**Provided entries:**
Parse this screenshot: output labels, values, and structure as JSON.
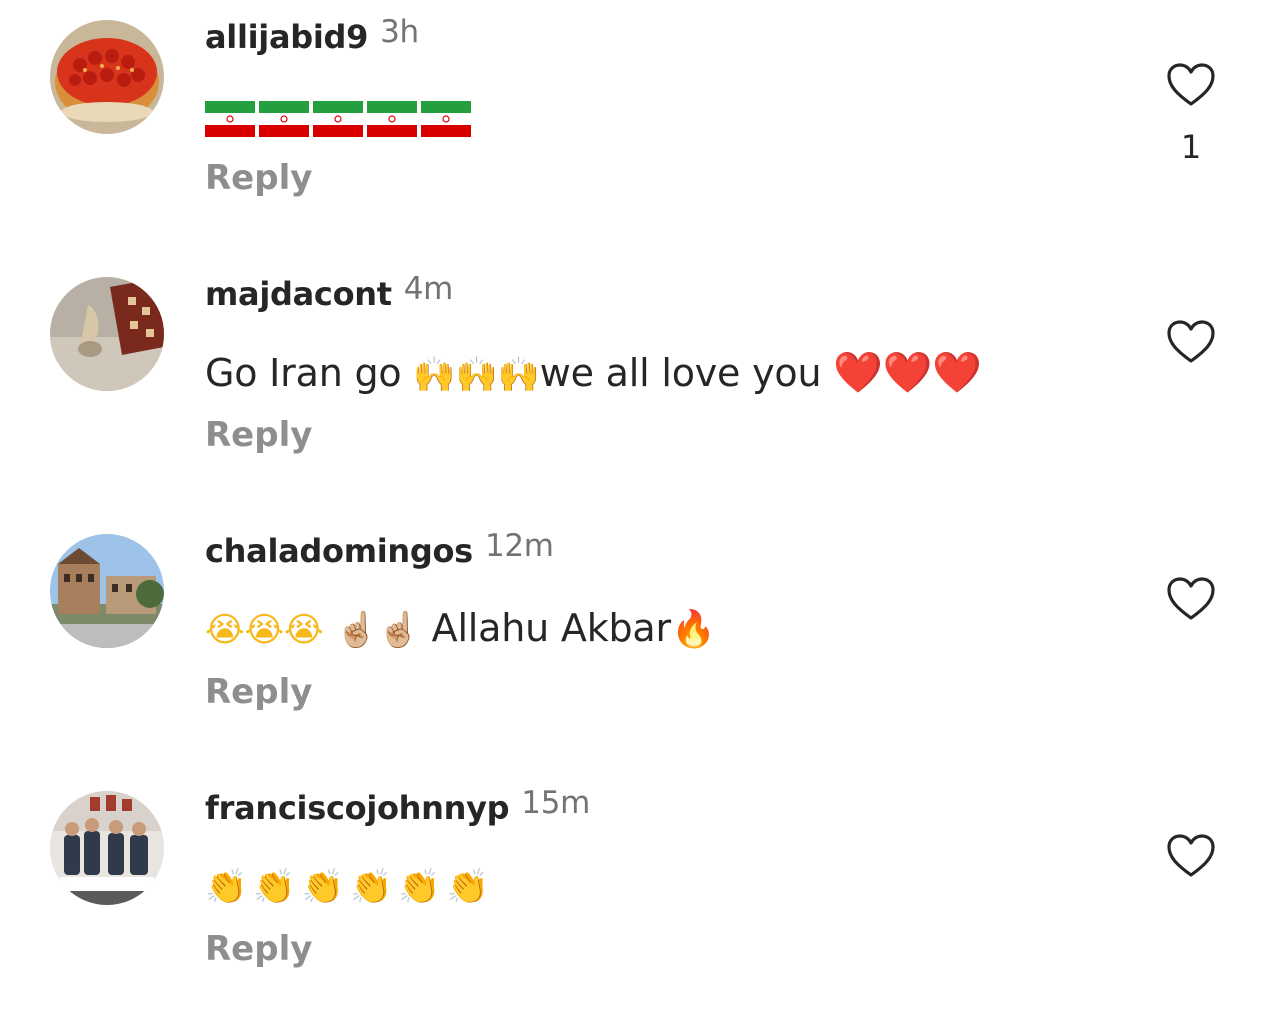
{
  "comments": [
    {
      "username": "allijabid9",
      "time": "3h",
      "text": "🇮🇷🇮🇷🇮🇷🇮🇷🇮🇷",
      "reply_label": "Reply",
      "like_count": "1",
      "avatar_icon": "strawberry-cake-icon"
    },
    {
      "username": "majdacont",
      "time": "4m",
      "text_prefix": "Go Iran go",
      "emoji_raised_hands": "🙌🙌🙌",
      "text_mid": "we all love you",
      "emoji_hearts": "❤️❤️❤️",
      "reply_label": "Reply",
      "avatar_icon": "carpet-photo-icon"
    },
    {
      "username": "chaladomingos",
      "time": "12m",
      "emoji_crying": "😭😭😭",
      "emoji_pointing": "☝🏼☝🏼",
      "text": "Allahu Akbar",
      "emoji_fire": "🔥",
      "reply_label": "Reply",
      "avatar_icon": "building-photo-icon"
    },
    {
      "username": "franciscojohnnyp",
      "time": "15m",
      "emoji_clapping": "👏👏👏👏👏👏",
      "reply_label": "Reply",
      "avatar_icon": "family-photo-icon"
    }
  ],
  "colors": {
    "text": "#262626",
    "muted": "#737373",
    "reply": "#8e8e8e",
    "heart_red": "#e0202a",
    "hands_yellow": "#f6b81b"
  }
}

**What is needed:**
All of the entries need to be transcribed word for word; pictures are left out.

**Response:**
Parse this screenshot: output labels, values, and structure as JSON.
{
  "comments": [
    {
      "username": "allijabid9",
      "time": "3h",
      "text": "🇮🇷🇮🇷🇮🇷🇮🇷🇮🇷",
      "reply_label": "Reply",
      "like_count": "1",
      "avatar_icon": "strawberry-cake-icon"
    },
    {
      "username": "majdacont",
      "time": "4m",
      "text_prefix": "Go Iran go",
      "emoji_raised_hands": "🙌🙌🙌",
      "text_mid": "we all love you",
      "emoji_hearts": "❤️❤️❤️",
      "reply_label": "Reply",
      "avatar_icon": "carpet-photo-icon"
    },
    {
      "username": "chaladomingos",
      "time": "12m",
      "emoji_crying": "😭😭😭",
      "emoji_pointing": "☝🏼☝🏼",
      "text": "Allahu Akbar",
      "emoji_fire": "🔥",
      "reply_label": "Reply",
      "avatar_icon": "building-photo-icon"
    },
    {
      "username": "franciscojohnnyp",
      "time": "15m",
      "emoji_clapping": "👏👏👏👏👏👏",
      "reply_label": "Reply",
      "avatar_icon": "family-photo-icon"
    }
  ],
  "colors": {
    "text": "#262626",
    "muted": "#737373",
    "reply": "#8e8e8e",
    "heart_red": "#e0202a",
    "hands_yellow": "#f6b81b"
  }
}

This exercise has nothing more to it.